Supplied passage.
On closer inspection, luck played a bigger part in no one losing their life in last year’s Lake Ōhau Alpine Village fire. David Williams reports

It was the country’s most damaging wildfire in living memory.

The early-morning conflagration in October last year destroyed most of the houses in the Mackenzie Basin’s Lake Ōhau Alpine Village, burning through more than 5000 hectares, including conservation land.

The costs were eye-watering. Fighting the fire from the air alone cost more than $1.2 million, while insurance losses totalled about $35 million.

It’s a miracle no one was killed.

Last week, fire investigators published two reports which revealed the blaze was sparked by an electrical fault on a power line. Legal action is being considered.

Other major findings from the Fire and Emergency (FENZ) reports were that the incident was well-managed, and the community was prepared. A major reason posited for the successful evacuation of Lake Ōhau village was quick-thinking residents enacting the community’s wildfire plan, and the swift response by fire volunteers from nearby Ōmārama and Twizel.

“Recognising the wildfire risk, we have been working with the Lake Ōhau community for more than 20 years to develop a wildfire plan – and providing wildfire equipment and training,” Fire and Emergency Te Kei region manager Mike Grant said in a statement last week.

The Waitaki District Council installed a fire siren in the village in about 2012, which FENZ said played a “key role” in alerting residents of the need to evacuate.

However, this simplistic narrative – of a long-standing plan at Lake Ōhau that worked – doesn’t hold up to scrutiny. Indeed, it’s dispelled by information contained in FENZ’s reports.

Given exercise. In the article on the Lake Ōhau fire, does each statement agree with the text? (a) The fire burned through more than 5000 hectares. (b) Fire investigators found that a lightning strike started the blaze. (c) The Waitaki District Council installed a fire siren in the village in about 2012. The data that comes next plays no part in this work.

Information provided.

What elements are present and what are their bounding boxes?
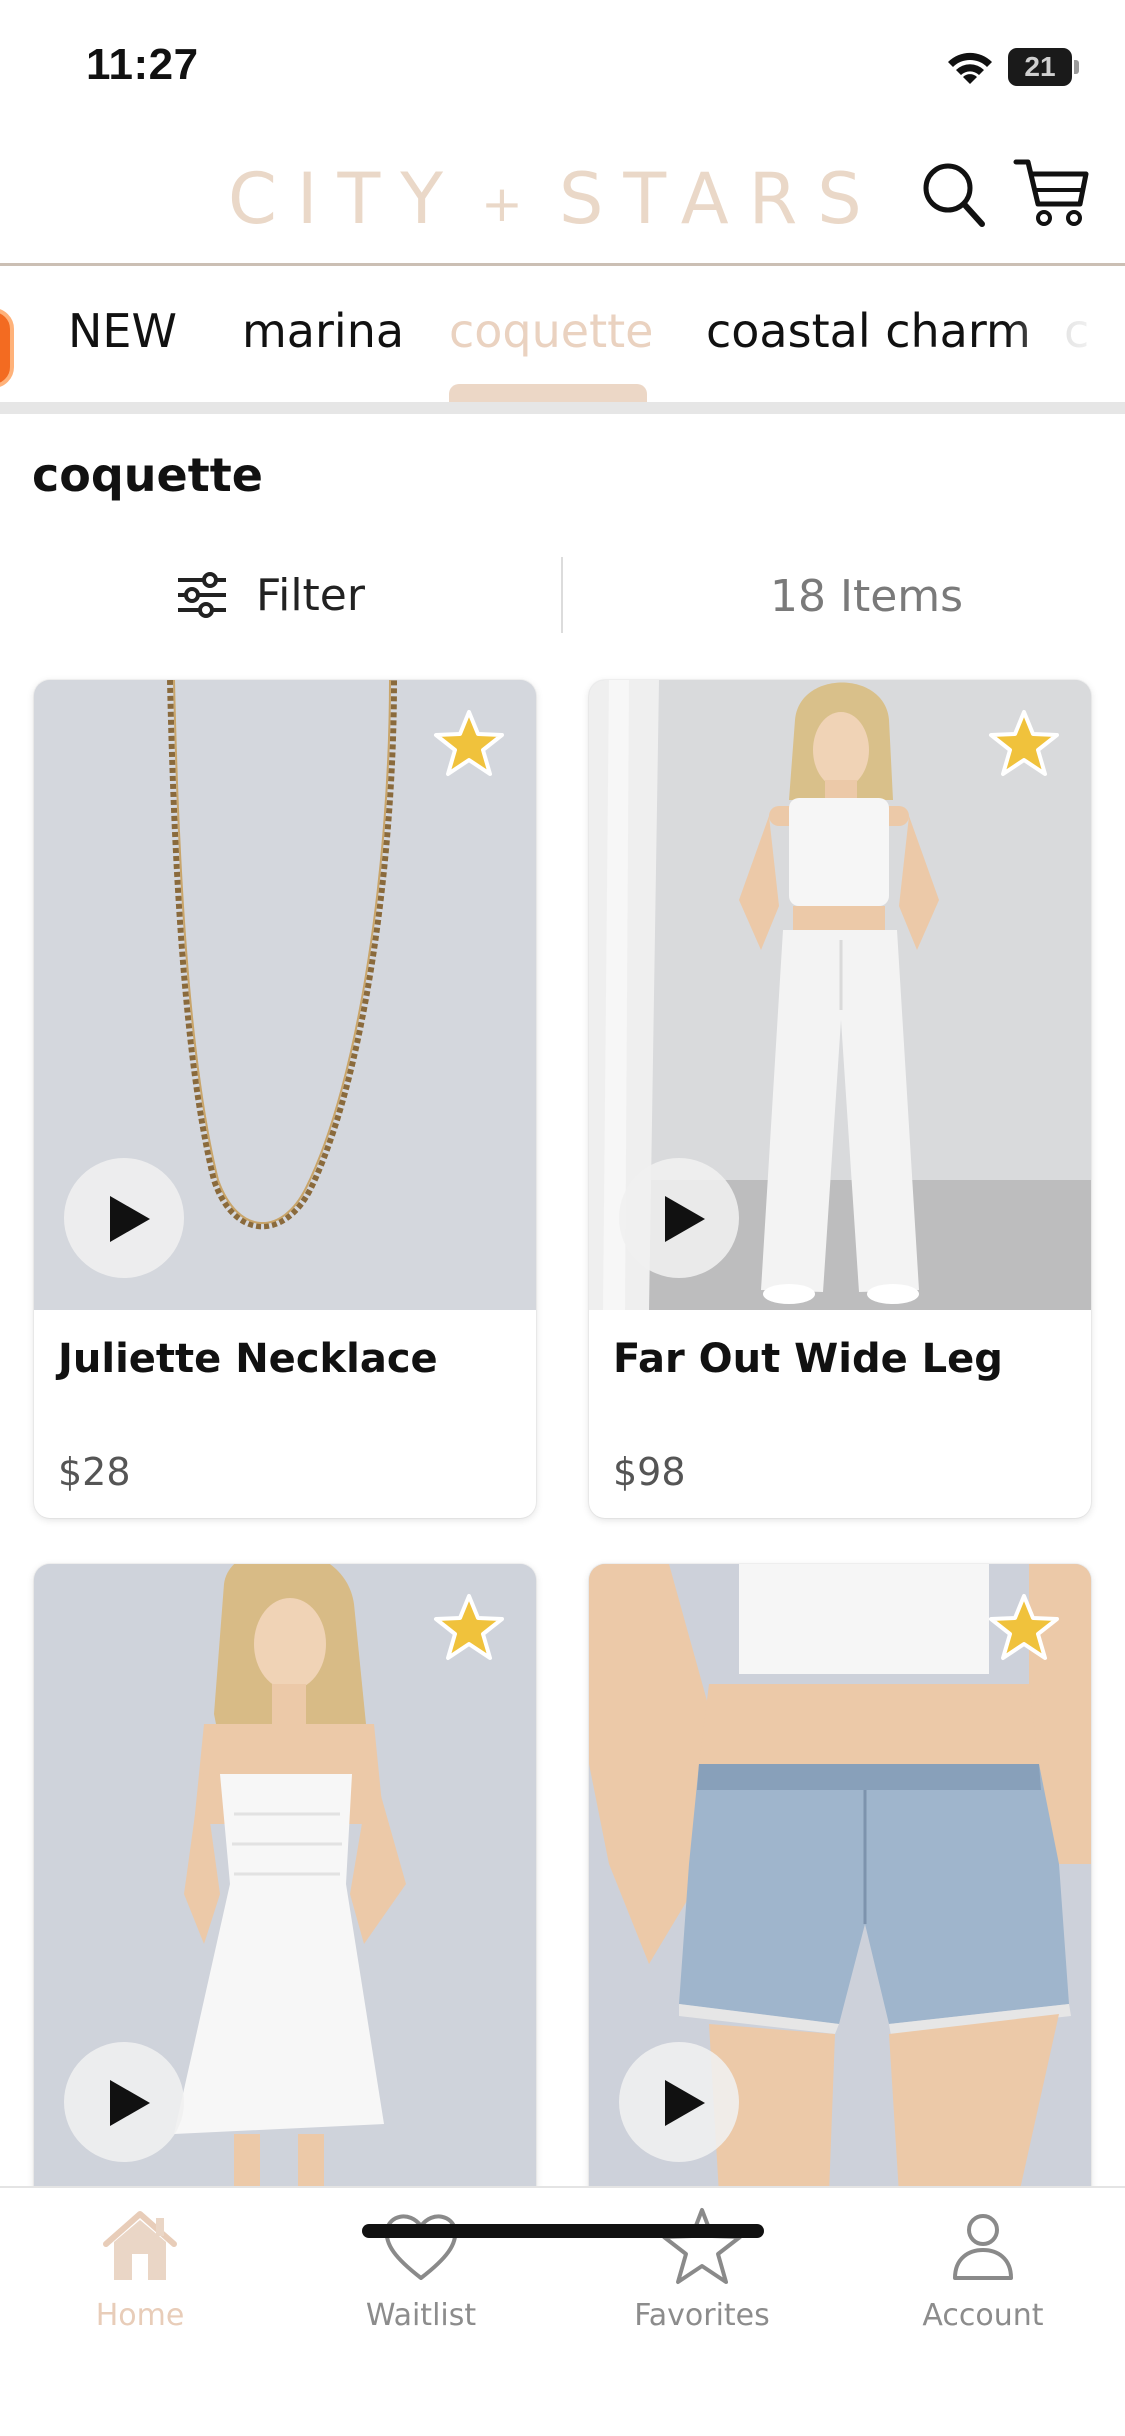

Finished task.
(a) Yes: "burning through more than 5000 hectares, including conservation land."
(b) No: "the blaze was sparked by an electrical fault on a power line."
(c) Yes: "The Waitaki District Council installed a fire siren in the village in about 2012."